# Given exercise
Pick every line from the data that holds the word "zájmu".

# Material provided

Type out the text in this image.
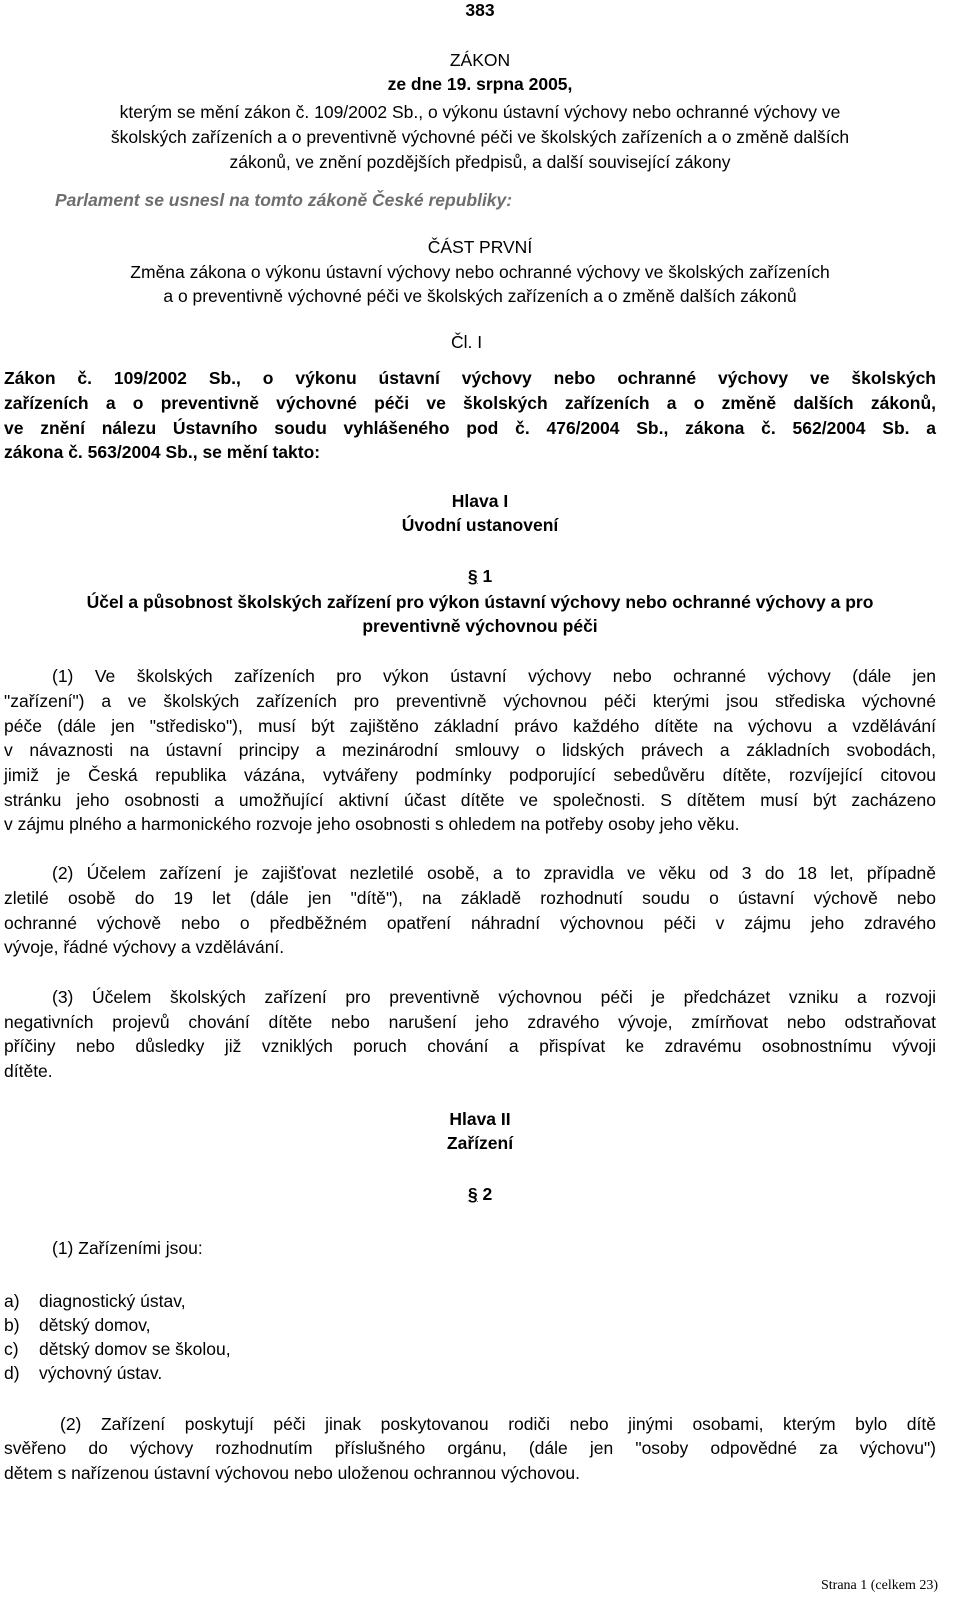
383
ZÁKON
ze dne 19. srpna 2005,
kterým se mění zákon č. 109/2002 Sb., o výkonu ústavní výchovy nebo ochranné výchovy ve
školských zařízeních a o preventivně výchovné péči ve školských zařízeních a o změně dalších
zákonů, ve znění pozdějších předpisů, a další související zákony
Parlament se usnesl na tomto zákoně České republiky:
ČÁST PRVNÍ
Změna zákona o výkonu ústavní výchovy nebo ochranné výchovy ve školských zařízeních
a o preventivně výchovné péči ve školských zařízeních a o změně dalších zákonů
Čl. I
Zákon č. 109/2002 Sb., o výkonu ústavní výchovy nebo ochranné výchovy ve školských
zařízeních a o preventivně výchovné péči ve školských zařízeních a o změně dalších zákonů,
ve znění nálezu Ústavního soudu vyhlášeného pod č. 476/2004 Sb., zákona č. 562/2004 Sb. a
zákona č. 563/2004 Sb., se mění takto:
Hlava I
Úvodní ustanovení
§ 1
Účel a působnost školských zařízení pro výkon ústavní výchovy nebo ochranné výchovy a pro
preventivně výchovnou péči
(1) Ve školských zařízeních pro výkon ústavní výchovy nebo ochranné výchovy (dále jen
"zařízení") a ve školských zařízeních pro preventivně výchovnou péči kterými jsou střediska výchovné
péče (dále jen "středisko"), musí být zajištěno základní právo každého dítěte na výchovu a vzdělávání
v návaznosti na ústavní principy a mezinárodní smlouvy o lidských právech a základních svobodách,
jimiž je Česká republika vázána, vytvářeny podmínky podporující sebedůvěru dítěte, rozvíjející citovou
stránku jeho osobnosti a umožňující aktivní účast dítěte ve společnosti. S dítětem musí být zacházeno
v zájmu plného a harmonického rozvoje jeho osobnosti s ohledem na potřeby osoby jeho věku.
(2) Účelem zařízení je zajišťovat nezletilé osobě, a to zpravidla ve věku od 3 do 18 let, případně
zletilé osobě do 19 let (dále jen "dítě"), na základě rozhodnutí soudu o ústavní výchově nebo
ochranné výchově nebo o předběžném opatření náhradní výchovnou péči v zájmu jeho zdravého
vývoje, řádné výchovy a vzdělávání.
(3) Účelem školských zařízení pro preventivně výchovnou péči je předcházet vzniku a rozvoji
negativních projevů chování dítěte nebo narušení jeho zdravého vývoje, zmírňovat nebo odstraňovat
příčiny nebo důsledky již vzniklých poruch chování a přispívat ke zdravému osobnostnímu vývoji
dítěte.
Hlava II
Zařízení
§ 2
(1) Zařízeními jsou:
a) diagnostický ústav,
b) dětský domov,
c) dětský domov se školou,
d) výchovný ústav.
(2) Zařízení poskytují péči jinak poskytovanou rodiči nebo jinými osobami, kterým bylo dítě
svěřeno do výchovy rozhodnutím příslušného orgánu, (dále jen "osoby odpovědné za výchovu")
dětem s nařízenou ústavní výchovou nebo uloženou ochrannou výchovou.
Strana 1 (celkem 23)
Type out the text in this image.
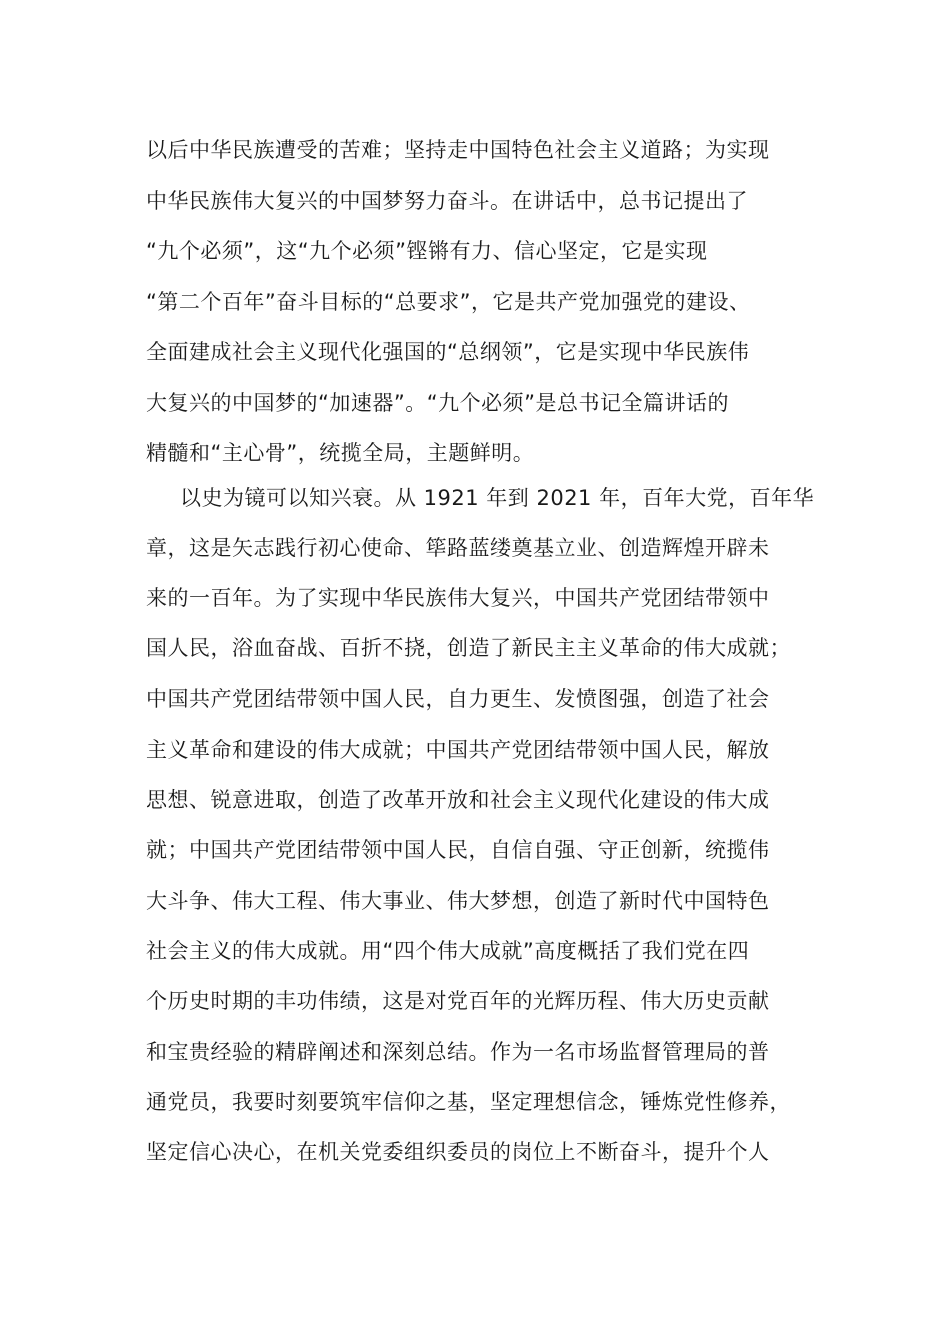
以后中华民族遭受的苦难；坚持走中国特色社会主义道路；为实现
中华民族伟大复兴的中国梦努力奋斗。在讲话中，总书记提出了
“九个必须”，这“九个必须”铿锵有力、信心坚定，它是实现
“第二个百年”奋斗目标的“总要求”，它是共产党加强党的建设、
全面建成社会主义现代化强国的“总纲领”，它是实现中华民族伟
大复兴的中国梦的“加速器”。“九个必须”是总书记全篇讲话的
精髓和“主心骨”，统揽全局，主题鲜明。
以史为镜可以知兴衰。从 1921 年到 2021 年，百年大党，百年华
章，这是矢志践行初心使命、筚路蓝缕奠基立业、创造辉煌开辟未
来的一百年。为了实现中华民族伟大复兴，中国共产党团结带领中
国人民，浴血奋战、百折不挠，创造了新民主主义革命的伟大成就；
中国共产党团结带领中国人民，自力更生、发愤图强，创造了社会
主义革命和建设的伟大成就；中国共产党团结带领中国人民，解放
思想、锐意进取，创造了改革开放和社会主义现代化建设的伟大成
就；中国共产党团结带领中国人民，自信自强、守正创新，统揽伟
大斗争、伟大工程、伟大事业、伟大梦想，创造了新时代中国特色
社会主义的伟大成就。用“四个伟大成就”高度概括了我们党在四
个历史时期的丰功伟绩，这是对党百年的光辉历程、伟大历史贡献
和宝贵经验的精辟阐述和深刻总结。作为一名市场监督管理局的普
通党员，我要时刻要筑牢信仰之基，坚定理想信念，锤炼党性修养，
坚定信心决心，在机关党委组织委员的岗位上不断奋斗，提升个人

# Final result
v zájmu plného a harmonického rozvoje jeho osobnosti s ohledem na potřeby osoby jeho věku.
ochranné výchově nebo o předběžném opatření náhradní výchovnou péči v zájmu jeho zdravého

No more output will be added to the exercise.